--- Start of Extracted information ---
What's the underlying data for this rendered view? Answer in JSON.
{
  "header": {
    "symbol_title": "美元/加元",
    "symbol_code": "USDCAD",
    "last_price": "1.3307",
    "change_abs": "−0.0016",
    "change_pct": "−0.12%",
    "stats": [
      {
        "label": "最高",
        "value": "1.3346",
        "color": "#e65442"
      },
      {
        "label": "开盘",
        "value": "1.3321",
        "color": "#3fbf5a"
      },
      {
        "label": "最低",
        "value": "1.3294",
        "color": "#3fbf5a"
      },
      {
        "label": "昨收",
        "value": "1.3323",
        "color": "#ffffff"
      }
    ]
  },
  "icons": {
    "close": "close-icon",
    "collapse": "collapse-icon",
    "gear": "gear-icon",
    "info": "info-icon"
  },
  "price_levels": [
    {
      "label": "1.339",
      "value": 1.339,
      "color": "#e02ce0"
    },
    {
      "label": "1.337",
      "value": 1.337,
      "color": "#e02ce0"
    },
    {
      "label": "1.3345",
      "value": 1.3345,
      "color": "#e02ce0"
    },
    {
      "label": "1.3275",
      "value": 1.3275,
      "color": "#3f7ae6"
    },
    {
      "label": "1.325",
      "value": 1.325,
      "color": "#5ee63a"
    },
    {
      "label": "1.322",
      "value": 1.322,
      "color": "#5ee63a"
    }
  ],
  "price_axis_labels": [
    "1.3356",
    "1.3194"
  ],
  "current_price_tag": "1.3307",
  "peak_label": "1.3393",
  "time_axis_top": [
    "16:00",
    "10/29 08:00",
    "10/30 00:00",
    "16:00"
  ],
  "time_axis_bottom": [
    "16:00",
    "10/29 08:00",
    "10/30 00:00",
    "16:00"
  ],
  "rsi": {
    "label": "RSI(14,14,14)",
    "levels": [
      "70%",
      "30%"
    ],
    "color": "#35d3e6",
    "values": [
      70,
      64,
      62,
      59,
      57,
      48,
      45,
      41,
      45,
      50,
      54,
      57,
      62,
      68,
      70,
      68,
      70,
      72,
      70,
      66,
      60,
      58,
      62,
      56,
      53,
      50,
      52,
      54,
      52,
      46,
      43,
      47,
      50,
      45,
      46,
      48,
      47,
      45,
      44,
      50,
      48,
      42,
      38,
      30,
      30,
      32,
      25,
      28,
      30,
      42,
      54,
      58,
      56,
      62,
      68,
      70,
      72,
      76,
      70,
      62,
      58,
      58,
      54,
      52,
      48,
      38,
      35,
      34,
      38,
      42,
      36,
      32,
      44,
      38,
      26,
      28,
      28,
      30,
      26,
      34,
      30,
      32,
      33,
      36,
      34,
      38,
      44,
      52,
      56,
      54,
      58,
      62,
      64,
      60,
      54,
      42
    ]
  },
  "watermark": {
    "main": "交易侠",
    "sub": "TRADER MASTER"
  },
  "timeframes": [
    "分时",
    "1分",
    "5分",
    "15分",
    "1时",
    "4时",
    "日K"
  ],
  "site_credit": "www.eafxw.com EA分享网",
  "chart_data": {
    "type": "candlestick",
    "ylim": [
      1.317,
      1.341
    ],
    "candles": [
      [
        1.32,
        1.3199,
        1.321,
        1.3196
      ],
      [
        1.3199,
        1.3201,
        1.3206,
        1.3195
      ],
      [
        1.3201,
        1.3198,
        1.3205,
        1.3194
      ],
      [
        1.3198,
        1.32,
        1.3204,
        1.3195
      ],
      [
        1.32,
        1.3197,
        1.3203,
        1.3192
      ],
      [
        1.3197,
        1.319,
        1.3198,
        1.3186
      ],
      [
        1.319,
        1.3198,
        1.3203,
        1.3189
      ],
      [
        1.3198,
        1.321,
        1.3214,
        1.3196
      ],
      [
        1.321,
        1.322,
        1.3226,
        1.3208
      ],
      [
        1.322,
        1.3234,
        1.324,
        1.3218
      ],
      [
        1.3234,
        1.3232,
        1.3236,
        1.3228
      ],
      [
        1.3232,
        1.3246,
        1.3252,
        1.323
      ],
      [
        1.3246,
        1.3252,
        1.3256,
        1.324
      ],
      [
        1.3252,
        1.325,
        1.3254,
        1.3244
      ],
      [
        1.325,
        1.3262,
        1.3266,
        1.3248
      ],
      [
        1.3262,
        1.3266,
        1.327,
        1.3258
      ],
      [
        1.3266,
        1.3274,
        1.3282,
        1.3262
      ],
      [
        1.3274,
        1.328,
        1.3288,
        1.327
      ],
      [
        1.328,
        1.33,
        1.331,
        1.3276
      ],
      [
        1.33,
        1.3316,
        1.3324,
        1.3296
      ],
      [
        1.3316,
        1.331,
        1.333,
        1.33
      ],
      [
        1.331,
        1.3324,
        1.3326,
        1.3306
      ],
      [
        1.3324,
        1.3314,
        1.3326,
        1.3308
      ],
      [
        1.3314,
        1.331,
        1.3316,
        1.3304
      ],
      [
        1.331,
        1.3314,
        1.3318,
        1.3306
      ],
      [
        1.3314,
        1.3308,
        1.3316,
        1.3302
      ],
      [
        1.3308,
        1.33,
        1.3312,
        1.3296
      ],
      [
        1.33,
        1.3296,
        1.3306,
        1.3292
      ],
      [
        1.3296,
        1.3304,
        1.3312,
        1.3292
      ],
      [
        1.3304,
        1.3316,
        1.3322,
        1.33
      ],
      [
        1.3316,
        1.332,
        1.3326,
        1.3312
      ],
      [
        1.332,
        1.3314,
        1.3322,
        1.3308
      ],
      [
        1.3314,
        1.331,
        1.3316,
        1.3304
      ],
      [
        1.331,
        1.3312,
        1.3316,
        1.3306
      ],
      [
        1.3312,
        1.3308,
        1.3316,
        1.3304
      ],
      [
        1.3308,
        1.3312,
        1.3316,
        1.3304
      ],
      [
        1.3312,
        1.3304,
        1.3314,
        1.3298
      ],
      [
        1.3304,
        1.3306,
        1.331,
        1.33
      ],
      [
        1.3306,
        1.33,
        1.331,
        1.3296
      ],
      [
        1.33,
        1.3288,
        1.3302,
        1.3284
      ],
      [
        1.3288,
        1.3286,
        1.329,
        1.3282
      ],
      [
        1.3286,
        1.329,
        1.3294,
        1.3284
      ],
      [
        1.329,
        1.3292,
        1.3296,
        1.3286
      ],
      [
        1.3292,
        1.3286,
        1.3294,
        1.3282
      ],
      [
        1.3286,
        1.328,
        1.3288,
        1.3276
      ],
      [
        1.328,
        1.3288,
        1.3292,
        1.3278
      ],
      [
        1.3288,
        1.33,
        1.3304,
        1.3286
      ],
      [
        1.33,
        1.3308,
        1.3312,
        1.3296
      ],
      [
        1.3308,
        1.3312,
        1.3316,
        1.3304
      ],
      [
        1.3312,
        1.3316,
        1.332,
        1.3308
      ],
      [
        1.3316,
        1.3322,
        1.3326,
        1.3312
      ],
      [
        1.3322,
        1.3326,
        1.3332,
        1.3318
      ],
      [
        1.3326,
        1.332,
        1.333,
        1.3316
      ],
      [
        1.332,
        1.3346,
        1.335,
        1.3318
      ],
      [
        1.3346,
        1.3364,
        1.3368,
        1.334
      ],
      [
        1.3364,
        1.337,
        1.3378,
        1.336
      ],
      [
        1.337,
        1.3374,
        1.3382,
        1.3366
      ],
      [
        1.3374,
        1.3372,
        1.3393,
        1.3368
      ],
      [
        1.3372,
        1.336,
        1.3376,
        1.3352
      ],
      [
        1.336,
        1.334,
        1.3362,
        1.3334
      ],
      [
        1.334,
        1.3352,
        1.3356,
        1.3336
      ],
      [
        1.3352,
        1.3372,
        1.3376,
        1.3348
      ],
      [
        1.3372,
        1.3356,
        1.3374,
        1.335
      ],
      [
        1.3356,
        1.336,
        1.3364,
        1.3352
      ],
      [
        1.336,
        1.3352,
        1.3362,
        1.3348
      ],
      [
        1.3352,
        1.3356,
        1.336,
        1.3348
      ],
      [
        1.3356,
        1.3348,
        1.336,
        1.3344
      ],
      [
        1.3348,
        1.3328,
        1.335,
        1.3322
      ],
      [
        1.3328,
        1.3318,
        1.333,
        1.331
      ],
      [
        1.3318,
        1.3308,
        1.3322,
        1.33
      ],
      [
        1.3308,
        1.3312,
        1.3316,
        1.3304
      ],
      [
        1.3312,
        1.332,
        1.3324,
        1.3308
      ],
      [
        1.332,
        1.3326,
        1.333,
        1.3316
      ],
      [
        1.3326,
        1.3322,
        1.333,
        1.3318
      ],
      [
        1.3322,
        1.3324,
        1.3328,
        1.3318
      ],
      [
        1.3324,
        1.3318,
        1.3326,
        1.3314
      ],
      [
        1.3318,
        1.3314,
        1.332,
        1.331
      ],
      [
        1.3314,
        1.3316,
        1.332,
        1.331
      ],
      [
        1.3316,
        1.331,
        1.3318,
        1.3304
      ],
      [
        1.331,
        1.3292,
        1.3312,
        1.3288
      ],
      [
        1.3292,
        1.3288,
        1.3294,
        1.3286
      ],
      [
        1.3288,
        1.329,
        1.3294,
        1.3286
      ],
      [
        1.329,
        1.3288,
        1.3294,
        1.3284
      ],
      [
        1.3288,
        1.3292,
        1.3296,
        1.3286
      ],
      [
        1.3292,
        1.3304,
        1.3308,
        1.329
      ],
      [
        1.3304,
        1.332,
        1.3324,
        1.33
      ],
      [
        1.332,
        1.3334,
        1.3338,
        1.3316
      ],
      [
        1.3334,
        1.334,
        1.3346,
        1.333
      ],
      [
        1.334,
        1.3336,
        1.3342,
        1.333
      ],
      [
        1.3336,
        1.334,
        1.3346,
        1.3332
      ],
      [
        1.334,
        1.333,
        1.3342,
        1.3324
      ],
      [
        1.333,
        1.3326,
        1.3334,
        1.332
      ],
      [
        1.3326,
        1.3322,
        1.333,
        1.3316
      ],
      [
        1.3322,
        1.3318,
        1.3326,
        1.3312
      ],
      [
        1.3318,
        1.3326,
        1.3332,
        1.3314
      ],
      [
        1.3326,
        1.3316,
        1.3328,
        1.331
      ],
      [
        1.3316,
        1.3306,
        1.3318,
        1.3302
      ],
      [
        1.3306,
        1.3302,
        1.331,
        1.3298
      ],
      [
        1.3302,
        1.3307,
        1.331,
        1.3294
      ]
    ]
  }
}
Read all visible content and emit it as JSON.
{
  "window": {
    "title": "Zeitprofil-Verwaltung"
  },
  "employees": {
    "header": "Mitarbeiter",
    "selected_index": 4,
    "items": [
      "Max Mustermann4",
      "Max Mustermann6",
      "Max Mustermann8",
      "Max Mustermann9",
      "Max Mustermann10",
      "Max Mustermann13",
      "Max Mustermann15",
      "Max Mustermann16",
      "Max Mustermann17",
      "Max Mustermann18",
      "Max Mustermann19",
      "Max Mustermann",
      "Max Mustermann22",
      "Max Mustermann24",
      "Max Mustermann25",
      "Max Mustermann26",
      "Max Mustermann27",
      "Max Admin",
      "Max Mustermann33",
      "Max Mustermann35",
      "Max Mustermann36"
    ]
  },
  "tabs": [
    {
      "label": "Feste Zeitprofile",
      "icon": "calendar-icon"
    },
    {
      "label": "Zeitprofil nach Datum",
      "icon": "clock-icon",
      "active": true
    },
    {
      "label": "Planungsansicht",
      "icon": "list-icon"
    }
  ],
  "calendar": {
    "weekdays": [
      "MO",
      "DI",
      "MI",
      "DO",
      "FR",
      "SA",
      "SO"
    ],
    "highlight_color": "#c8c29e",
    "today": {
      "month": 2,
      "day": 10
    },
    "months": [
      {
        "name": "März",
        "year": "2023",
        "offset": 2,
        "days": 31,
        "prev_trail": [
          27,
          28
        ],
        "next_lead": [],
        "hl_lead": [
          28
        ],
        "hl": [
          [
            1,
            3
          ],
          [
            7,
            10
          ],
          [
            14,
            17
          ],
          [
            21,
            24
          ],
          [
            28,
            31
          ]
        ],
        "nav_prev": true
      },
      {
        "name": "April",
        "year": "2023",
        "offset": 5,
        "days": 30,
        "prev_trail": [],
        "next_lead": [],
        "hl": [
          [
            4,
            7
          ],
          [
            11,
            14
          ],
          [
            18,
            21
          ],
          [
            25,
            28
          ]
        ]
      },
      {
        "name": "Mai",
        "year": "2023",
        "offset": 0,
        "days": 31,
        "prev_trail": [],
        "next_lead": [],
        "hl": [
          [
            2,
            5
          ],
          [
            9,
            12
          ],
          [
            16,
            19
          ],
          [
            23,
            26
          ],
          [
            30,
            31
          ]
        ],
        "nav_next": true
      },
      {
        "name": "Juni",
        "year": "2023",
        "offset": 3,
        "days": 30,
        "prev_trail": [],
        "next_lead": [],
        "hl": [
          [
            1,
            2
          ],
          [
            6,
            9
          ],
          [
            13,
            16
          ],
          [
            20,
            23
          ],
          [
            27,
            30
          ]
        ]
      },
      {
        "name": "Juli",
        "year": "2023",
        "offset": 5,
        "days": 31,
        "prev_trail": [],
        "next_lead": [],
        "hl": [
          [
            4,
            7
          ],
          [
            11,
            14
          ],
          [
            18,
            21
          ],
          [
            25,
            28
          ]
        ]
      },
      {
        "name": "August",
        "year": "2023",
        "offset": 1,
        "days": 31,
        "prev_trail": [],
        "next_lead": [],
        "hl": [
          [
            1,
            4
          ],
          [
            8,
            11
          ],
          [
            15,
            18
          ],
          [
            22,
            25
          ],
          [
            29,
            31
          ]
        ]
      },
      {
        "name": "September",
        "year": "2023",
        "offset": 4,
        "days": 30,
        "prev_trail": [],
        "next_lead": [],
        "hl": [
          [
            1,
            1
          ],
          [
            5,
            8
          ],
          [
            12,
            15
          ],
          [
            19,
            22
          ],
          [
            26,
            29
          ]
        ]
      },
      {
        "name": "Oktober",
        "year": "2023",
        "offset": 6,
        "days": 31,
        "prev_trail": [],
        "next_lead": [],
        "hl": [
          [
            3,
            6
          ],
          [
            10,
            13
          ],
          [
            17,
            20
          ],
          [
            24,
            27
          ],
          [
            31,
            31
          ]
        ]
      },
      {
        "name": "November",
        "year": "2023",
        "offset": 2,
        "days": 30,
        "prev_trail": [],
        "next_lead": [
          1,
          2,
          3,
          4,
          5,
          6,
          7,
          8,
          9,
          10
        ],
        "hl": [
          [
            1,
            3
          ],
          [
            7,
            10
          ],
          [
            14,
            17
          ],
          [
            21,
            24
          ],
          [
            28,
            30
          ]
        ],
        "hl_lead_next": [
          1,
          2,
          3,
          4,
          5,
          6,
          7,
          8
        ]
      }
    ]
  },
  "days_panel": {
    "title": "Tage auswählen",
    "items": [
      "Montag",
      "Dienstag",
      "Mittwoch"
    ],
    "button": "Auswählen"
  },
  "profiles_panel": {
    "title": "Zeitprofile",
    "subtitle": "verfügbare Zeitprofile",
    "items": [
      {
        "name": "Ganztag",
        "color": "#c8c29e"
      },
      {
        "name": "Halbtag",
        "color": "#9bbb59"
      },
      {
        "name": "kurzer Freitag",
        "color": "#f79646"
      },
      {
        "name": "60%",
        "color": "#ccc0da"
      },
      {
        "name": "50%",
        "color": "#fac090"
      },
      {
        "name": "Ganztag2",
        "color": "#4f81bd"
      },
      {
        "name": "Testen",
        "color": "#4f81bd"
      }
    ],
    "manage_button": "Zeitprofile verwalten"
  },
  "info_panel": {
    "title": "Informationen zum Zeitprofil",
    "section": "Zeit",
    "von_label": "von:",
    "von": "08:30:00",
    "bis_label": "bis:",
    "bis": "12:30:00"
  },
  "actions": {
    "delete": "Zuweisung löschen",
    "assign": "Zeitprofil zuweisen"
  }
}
--- End of Extracted information ---
Find how many lines hold the string "true", and state that number alone.

» **Output**
3